◆ **What you need to do**: Scan each line of the records for the word "sichtbar" and extract the ones that have it.

◆ **Stored records**:
+ + + + + + +

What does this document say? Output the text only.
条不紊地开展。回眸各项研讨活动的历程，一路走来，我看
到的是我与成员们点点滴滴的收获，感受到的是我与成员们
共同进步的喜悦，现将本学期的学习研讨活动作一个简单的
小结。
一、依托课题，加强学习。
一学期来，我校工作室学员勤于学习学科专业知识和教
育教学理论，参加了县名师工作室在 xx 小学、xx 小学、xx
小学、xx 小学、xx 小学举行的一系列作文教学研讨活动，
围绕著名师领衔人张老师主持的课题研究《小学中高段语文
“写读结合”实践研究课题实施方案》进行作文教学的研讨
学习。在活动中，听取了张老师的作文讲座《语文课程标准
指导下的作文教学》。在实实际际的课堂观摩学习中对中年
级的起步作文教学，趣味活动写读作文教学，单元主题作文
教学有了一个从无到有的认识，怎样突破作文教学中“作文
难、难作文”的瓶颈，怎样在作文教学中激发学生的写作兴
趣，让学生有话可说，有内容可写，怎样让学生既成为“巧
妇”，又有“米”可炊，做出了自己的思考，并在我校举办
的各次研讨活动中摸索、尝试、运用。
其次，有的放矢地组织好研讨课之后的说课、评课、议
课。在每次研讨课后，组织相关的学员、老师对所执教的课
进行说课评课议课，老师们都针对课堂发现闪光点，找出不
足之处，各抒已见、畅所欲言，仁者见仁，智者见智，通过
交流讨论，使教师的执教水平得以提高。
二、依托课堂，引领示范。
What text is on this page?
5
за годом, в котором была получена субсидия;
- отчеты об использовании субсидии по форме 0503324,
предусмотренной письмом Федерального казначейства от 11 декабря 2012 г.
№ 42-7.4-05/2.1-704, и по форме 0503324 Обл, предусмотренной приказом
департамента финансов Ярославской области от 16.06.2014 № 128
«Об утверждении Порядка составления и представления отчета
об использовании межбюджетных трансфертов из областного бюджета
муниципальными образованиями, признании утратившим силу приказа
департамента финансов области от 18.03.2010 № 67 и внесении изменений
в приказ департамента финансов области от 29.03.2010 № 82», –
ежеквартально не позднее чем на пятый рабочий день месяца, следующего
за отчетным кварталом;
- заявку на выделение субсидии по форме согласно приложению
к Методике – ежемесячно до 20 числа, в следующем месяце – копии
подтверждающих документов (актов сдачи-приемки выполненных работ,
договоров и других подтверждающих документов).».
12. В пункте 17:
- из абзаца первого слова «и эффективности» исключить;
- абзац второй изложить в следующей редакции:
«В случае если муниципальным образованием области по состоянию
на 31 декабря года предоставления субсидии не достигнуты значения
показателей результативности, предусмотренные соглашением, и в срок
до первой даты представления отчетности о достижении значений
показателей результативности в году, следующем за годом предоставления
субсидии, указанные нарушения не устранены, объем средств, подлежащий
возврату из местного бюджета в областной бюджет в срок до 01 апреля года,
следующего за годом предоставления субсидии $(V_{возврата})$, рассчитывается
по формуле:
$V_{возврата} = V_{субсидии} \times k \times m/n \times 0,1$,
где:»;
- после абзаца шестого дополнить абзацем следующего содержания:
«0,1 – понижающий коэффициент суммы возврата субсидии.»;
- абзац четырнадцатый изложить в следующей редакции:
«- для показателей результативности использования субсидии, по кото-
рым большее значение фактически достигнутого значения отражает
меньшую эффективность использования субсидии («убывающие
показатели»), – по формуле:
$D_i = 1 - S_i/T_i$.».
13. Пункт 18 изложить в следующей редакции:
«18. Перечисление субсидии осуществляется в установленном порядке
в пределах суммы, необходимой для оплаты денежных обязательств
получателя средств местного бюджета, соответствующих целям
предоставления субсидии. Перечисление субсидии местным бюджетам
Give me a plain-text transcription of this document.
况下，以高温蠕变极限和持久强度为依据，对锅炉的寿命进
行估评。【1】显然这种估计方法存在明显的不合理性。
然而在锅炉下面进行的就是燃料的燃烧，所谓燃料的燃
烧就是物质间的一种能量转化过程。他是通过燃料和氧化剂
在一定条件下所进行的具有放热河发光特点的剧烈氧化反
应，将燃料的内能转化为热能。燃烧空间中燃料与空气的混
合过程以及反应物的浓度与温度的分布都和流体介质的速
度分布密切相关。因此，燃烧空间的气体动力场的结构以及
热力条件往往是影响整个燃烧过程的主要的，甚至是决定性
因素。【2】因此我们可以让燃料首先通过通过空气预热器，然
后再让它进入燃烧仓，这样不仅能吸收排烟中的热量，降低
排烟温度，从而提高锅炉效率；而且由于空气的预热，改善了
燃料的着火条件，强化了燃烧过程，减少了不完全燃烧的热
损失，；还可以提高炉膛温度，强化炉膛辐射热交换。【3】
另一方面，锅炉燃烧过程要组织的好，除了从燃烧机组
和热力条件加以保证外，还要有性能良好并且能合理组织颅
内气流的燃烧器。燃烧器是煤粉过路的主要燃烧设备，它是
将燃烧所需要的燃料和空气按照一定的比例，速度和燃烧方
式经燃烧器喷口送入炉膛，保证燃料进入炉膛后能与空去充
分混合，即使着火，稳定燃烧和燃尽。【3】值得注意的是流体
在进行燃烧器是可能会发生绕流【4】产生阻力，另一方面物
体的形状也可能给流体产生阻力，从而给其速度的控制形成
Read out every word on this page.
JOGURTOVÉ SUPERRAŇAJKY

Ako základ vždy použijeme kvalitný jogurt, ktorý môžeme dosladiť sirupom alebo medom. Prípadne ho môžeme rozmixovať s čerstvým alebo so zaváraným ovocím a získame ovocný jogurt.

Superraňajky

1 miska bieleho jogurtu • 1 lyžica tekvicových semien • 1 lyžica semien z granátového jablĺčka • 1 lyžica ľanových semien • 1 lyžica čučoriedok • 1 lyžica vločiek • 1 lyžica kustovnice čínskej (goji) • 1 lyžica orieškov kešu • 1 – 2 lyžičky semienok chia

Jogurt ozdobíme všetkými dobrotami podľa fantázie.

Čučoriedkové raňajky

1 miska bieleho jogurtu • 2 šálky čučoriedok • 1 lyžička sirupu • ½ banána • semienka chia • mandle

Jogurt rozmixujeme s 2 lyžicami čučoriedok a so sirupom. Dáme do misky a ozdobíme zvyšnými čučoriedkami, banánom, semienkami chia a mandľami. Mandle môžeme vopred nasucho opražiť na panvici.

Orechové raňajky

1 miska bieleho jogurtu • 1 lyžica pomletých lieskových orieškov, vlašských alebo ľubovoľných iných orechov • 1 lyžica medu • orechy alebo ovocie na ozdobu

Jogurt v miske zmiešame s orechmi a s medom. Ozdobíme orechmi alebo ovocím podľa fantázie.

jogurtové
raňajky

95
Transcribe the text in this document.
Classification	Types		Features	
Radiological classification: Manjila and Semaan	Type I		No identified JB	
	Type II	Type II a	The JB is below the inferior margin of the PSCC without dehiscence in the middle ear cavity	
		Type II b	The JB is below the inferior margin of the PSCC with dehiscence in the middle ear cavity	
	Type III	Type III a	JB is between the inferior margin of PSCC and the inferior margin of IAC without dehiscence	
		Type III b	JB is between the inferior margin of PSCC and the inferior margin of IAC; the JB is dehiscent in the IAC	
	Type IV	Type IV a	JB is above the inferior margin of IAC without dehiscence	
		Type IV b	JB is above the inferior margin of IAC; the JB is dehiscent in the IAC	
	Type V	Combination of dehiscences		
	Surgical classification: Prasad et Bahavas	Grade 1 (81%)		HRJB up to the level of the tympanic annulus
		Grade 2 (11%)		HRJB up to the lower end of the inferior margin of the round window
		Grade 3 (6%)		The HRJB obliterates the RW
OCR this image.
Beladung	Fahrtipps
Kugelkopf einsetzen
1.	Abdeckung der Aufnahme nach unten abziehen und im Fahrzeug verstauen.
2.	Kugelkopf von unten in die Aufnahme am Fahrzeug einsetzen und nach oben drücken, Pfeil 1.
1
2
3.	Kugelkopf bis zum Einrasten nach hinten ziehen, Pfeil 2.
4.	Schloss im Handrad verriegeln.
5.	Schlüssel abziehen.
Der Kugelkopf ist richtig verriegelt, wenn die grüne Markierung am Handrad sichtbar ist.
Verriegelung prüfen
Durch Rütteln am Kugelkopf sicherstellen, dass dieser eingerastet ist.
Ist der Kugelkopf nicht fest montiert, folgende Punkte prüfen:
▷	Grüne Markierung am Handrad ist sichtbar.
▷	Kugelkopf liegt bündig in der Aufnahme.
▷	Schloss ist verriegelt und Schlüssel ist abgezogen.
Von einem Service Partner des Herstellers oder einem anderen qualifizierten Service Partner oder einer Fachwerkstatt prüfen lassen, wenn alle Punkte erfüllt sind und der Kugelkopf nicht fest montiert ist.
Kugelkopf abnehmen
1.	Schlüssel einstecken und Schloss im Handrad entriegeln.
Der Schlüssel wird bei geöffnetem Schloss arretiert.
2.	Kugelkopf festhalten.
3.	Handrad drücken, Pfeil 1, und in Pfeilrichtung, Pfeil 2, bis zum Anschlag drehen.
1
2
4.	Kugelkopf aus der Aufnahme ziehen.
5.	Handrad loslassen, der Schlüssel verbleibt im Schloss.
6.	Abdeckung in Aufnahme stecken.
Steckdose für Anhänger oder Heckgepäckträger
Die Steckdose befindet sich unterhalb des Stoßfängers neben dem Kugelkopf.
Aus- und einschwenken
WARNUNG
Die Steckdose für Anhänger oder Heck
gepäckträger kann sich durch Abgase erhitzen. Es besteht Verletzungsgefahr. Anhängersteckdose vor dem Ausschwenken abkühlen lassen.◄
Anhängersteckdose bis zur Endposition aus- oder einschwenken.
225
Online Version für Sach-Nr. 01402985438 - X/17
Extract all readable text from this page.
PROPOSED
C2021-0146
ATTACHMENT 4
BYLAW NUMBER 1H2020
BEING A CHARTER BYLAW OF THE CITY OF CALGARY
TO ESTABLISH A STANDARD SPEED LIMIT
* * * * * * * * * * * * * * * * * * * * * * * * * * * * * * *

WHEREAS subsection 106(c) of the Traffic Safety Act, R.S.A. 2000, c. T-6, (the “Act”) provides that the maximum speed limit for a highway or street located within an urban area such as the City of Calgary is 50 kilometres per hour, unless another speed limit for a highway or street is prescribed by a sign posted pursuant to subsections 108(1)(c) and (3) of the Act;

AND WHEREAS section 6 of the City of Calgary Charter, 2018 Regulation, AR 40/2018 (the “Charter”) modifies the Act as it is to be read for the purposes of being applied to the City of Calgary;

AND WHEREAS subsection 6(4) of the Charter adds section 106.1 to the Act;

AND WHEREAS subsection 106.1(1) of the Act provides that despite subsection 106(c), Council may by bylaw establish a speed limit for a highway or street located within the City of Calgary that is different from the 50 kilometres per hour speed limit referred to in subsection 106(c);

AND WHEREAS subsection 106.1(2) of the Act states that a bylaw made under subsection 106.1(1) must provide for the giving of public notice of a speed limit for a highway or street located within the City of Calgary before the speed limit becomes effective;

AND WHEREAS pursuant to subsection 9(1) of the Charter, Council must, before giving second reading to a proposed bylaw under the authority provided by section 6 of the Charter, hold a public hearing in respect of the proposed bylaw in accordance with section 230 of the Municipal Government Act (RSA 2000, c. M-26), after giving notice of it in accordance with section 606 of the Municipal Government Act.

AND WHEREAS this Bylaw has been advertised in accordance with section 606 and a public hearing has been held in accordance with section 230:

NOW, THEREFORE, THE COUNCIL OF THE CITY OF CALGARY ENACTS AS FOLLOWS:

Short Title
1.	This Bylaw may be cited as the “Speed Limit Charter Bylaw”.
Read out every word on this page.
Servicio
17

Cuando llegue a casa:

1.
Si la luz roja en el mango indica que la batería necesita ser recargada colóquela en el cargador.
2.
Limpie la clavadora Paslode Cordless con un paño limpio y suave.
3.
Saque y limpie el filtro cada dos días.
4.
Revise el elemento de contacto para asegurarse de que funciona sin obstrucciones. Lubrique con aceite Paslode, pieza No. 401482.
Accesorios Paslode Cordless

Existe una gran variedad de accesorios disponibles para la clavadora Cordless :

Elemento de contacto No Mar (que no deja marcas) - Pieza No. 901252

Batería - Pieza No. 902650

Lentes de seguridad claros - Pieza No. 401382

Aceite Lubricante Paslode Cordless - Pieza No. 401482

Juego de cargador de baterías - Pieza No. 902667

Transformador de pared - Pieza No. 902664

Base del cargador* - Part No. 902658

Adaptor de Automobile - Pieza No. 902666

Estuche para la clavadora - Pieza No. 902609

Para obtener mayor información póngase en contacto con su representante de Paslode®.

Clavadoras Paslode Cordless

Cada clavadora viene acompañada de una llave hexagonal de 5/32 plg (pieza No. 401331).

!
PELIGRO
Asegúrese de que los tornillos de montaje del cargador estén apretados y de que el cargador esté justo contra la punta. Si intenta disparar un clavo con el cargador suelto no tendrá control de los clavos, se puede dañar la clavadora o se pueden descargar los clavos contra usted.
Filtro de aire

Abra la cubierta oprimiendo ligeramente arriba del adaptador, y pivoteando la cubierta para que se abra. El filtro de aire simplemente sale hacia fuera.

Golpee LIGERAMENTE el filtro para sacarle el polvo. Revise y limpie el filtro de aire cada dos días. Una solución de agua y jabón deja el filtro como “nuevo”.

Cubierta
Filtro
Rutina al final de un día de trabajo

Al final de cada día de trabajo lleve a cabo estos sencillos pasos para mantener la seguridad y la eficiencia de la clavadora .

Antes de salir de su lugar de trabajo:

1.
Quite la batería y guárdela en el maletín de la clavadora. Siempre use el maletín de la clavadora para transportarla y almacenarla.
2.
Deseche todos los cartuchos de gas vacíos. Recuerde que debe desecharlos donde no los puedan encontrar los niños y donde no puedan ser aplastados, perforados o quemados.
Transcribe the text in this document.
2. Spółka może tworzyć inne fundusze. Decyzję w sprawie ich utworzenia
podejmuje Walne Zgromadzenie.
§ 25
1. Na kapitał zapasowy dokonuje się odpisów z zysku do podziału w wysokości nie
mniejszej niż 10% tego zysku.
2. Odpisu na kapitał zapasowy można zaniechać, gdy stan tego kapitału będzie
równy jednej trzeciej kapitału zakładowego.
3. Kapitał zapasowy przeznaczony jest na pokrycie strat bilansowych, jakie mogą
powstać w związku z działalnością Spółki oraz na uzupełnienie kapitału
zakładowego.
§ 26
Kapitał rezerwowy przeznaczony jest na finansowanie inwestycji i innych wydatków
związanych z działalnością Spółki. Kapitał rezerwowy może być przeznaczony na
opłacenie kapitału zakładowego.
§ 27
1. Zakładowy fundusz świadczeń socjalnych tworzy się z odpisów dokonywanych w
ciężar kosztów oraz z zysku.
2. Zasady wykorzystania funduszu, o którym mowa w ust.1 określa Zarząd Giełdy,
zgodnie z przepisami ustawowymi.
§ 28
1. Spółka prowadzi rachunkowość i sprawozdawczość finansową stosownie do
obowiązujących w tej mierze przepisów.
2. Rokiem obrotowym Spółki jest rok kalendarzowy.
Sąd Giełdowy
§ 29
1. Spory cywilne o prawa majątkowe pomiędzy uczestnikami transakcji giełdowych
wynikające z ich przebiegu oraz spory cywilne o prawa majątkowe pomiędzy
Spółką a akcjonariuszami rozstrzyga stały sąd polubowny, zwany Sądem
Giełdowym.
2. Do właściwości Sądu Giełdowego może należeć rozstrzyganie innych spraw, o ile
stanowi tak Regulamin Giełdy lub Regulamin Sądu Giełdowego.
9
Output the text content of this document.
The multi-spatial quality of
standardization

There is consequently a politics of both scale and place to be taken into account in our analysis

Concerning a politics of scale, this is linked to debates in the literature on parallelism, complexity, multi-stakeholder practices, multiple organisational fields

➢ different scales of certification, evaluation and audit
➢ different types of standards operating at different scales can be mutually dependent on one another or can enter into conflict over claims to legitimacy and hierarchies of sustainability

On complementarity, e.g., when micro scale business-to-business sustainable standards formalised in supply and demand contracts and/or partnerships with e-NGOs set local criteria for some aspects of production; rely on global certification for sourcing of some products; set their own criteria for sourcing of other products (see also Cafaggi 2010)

+ + + + + + +

◆ **Worked solution**:
Der Kugelkopf ist richtig verriegelt, wenn die grüne Markierung am Handrad sichtbar ist.
▷	Grüne Markierung am Handrad ist sichtbar.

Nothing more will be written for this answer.